* Selected excerpt:
Here's an article that you might say puts the most positive spin on the COVID debacle. I.e. that the massive overreach has prepared the way for some Trumpian upheaval.

First time I've seen that point made. A different point I've seen a few times elsewhere is that four years in the wilderness allowed Trump's plans to gestate.

So one calamity prepared the people. Another calamity prepared the man. Two wrongs make a right?


Enjoyed the recent Econtalk with Daisy Christodoulou. It started with the effects of introducing video assistance for the referee in football games. The idea was to improve the accuracy of rulings, but the result was not so positive. The most graphic was stifling the spontaneous roar of the crowd when a goal is scored — the pause while the video is reviewed means no great roar, even if the goal is awarded.

The bit I liked best was how the hand-ball rule grew to 11x as many words, trying to turn the subjective definition into something that could be applied to a frame-by-frame video viewing. Reminded me of that Star Trek episode where they were in the holodeck, reproducing the table from Riker's dream. How many words would it *really* take to describe something in full detail?

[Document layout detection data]

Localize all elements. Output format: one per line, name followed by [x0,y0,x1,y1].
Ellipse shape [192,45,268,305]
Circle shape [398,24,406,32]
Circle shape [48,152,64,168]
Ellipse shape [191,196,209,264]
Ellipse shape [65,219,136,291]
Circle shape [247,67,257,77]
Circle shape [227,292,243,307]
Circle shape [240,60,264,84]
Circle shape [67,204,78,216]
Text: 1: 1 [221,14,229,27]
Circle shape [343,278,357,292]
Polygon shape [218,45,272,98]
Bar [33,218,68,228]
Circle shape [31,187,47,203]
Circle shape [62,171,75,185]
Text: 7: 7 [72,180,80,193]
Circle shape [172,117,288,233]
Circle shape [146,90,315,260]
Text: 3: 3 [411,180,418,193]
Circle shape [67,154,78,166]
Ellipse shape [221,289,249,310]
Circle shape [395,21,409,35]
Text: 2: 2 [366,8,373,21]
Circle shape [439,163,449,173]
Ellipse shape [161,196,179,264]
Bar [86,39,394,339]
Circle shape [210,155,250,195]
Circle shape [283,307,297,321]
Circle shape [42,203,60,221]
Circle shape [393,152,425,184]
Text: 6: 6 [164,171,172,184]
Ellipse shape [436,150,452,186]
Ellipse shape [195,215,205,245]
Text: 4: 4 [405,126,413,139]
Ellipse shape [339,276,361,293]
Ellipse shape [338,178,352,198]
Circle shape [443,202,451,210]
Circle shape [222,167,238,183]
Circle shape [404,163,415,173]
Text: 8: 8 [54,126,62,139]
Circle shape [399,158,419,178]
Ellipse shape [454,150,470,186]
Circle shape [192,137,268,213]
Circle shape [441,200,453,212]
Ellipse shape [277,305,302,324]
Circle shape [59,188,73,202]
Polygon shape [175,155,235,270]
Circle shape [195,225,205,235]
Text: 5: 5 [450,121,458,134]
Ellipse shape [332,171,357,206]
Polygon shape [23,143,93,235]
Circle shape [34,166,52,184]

* Work to complete:
1 > According to the excerpt, how many times as many words did the hand-ball rule grow to?
2 > Revise the excerpt from "Here's an article" up to and including "goal is awarded.", putting "disaster" in place of "calamity".

* Solutions in order:
1 > It grew to 11 times as many words.

2 >
Here's an article that you might say puts the most positive spin on the COVID debacle. I.e. that the massive overreach has prepared the way for some Trumpian upheaval.

First time I've seen that point made. A different point I've seen a few times elsewhere is that four years in the wilderness allowed Trump's plans to gestate.

So one disaster prepared the people. Another disaster prepared the man. Two wrongs make a right?


Enjoyed the recent Econtalk with Daisy Christodoulou. It started with the effects of introducing video assistance for the referee in football games. The idea was to improve the accuracy of rulings, but the result was not so positive. The most graphic was stifling the spontaneous roar of the crowd when a goal is scored — the pause while the video is reviewed means no great roar, even if the goal is awarded.